[Collected data entries]

"""

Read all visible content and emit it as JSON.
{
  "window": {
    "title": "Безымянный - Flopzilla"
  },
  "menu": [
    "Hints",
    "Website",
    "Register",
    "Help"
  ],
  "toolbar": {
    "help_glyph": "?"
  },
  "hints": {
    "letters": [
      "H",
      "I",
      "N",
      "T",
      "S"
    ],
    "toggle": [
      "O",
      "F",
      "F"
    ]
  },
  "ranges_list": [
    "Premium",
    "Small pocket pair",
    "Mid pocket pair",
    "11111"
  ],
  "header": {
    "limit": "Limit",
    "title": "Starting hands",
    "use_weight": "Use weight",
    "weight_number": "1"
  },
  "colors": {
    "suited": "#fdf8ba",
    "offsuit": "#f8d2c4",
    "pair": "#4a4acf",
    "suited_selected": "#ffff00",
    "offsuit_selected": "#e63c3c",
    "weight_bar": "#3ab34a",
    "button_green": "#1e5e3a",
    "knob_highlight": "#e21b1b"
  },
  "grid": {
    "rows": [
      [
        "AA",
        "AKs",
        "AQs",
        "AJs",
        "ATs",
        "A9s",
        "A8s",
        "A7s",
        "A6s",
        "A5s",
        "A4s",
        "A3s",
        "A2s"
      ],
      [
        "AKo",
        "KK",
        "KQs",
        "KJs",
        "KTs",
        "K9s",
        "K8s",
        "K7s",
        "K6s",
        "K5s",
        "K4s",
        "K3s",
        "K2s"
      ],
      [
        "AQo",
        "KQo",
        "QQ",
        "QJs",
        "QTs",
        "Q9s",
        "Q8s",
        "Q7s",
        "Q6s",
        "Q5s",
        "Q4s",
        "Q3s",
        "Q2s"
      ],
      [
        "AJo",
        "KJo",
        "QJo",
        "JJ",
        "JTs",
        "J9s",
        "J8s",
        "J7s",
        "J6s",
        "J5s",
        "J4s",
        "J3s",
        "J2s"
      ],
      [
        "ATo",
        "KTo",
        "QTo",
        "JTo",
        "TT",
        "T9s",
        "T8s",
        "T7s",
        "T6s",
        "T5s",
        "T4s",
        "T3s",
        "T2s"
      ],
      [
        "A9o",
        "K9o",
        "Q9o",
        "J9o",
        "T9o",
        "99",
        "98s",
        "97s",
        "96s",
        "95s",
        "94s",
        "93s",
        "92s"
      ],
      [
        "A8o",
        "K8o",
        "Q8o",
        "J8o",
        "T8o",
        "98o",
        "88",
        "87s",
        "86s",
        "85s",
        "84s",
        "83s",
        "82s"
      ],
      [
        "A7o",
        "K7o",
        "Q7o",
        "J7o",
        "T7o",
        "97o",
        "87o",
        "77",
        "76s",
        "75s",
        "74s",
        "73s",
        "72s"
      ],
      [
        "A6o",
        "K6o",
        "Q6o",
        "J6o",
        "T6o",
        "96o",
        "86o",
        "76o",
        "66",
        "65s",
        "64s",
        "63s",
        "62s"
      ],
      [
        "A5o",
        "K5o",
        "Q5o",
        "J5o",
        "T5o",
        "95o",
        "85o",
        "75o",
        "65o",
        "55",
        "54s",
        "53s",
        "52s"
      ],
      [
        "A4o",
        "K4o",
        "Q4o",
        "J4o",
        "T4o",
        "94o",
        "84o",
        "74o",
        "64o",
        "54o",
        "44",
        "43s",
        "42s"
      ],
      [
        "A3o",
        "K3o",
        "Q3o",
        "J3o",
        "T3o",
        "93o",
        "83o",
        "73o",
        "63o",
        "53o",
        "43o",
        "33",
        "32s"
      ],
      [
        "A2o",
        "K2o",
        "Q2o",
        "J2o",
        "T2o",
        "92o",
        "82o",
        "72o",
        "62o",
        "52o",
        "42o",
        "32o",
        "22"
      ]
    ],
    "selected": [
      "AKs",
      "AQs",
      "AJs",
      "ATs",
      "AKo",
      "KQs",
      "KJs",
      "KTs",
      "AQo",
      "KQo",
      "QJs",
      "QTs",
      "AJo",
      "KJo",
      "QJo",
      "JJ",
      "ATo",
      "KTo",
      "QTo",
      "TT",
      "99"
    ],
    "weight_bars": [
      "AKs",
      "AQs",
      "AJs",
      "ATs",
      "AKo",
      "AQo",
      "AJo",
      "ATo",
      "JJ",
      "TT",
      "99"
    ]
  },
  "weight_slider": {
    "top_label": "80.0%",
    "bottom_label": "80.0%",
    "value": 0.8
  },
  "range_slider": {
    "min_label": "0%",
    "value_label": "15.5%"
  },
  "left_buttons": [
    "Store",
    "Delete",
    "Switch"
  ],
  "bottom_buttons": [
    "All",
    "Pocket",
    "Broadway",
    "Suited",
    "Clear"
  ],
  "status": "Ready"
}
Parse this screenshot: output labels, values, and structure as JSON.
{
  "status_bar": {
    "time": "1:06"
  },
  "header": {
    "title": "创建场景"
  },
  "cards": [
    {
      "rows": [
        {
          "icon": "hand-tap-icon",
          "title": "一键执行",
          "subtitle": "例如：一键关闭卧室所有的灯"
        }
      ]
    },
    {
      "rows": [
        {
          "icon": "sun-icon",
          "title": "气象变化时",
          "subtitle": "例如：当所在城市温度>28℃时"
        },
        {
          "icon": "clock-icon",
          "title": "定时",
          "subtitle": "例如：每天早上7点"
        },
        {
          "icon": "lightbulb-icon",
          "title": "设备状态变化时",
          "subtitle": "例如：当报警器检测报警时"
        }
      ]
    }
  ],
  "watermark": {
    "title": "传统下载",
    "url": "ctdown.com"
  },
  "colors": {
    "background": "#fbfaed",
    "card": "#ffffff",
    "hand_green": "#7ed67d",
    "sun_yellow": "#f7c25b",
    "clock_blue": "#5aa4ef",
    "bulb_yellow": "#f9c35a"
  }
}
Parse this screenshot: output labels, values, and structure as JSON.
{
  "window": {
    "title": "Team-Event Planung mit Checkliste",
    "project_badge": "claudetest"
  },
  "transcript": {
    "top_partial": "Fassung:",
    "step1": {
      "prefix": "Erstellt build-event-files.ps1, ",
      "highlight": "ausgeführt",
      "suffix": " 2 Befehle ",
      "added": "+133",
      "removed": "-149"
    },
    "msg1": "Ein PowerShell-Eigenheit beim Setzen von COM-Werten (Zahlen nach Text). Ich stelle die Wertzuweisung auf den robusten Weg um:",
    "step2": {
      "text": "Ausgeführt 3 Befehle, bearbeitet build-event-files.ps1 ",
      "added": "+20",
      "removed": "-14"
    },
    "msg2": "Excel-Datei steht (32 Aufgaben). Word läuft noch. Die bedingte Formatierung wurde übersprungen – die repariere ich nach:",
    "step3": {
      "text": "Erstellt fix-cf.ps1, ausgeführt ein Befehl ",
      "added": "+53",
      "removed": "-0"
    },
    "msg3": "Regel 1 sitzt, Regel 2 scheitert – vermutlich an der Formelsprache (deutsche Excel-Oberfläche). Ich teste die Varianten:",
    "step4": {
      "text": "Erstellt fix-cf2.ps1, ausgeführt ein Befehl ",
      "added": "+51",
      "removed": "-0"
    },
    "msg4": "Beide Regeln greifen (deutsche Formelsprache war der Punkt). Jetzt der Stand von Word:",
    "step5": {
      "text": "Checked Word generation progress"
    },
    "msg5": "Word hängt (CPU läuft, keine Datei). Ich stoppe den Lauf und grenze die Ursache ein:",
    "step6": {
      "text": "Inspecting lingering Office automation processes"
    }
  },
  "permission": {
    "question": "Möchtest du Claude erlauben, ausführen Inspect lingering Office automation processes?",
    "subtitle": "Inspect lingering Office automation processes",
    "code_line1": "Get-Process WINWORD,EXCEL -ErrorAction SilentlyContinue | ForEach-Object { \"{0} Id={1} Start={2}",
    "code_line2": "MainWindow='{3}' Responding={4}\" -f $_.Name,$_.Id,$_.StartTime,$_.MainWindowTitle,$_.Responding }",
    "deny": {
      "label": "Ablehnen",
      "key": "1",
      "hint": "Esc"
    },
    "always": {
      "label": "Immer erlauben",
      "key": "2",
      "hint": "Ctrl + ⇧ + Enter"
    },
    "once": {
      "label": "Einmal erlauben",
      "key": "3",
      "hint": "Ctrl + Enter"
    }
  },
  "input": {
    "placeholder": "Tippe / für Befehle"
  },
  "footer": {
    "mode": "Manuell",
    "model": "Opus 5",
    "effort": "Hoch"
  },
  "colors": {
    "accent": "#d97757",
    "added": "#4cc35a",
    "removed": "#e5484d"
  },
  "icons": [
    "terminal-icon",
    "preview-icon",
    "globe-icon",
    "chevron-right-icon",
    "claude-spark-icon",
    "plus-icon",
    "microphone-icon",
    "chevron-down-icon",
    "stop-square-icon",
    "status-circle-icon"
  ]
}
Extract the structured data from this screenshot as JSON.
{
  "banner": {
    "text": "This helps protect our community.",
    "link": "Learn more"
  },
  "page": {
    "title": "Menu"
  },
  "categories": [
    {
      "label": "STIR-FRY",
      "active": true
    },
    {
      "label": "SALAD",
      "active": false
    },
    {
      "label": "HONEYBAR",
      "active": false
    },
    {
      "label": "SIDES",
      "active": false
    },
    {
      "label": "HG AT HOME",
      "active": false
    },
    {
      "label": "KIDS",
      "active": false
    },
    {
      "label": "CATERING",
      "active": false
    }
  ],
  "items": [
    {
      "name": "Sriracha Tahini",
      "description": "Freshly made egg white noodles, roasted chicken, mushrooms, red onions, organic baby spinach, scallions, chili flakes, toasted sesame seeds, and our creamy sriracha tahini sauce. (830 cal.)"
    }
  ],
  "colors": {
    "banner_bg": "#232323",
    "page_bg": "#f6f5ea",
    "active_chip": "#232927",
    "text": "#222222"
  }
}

"""

> **Exercise requirements**:
Lines that hold the word "JSON" are the ones to return, every one of them.

> **Solution to this task**:
Read all visible content and emit it as JSON.
Parse this screenshot: output labels, values, and structure as JSON.
Parse this screenshot: output labels, values, and structure as JSON.
Extract the structured data from this screenshot as JSON.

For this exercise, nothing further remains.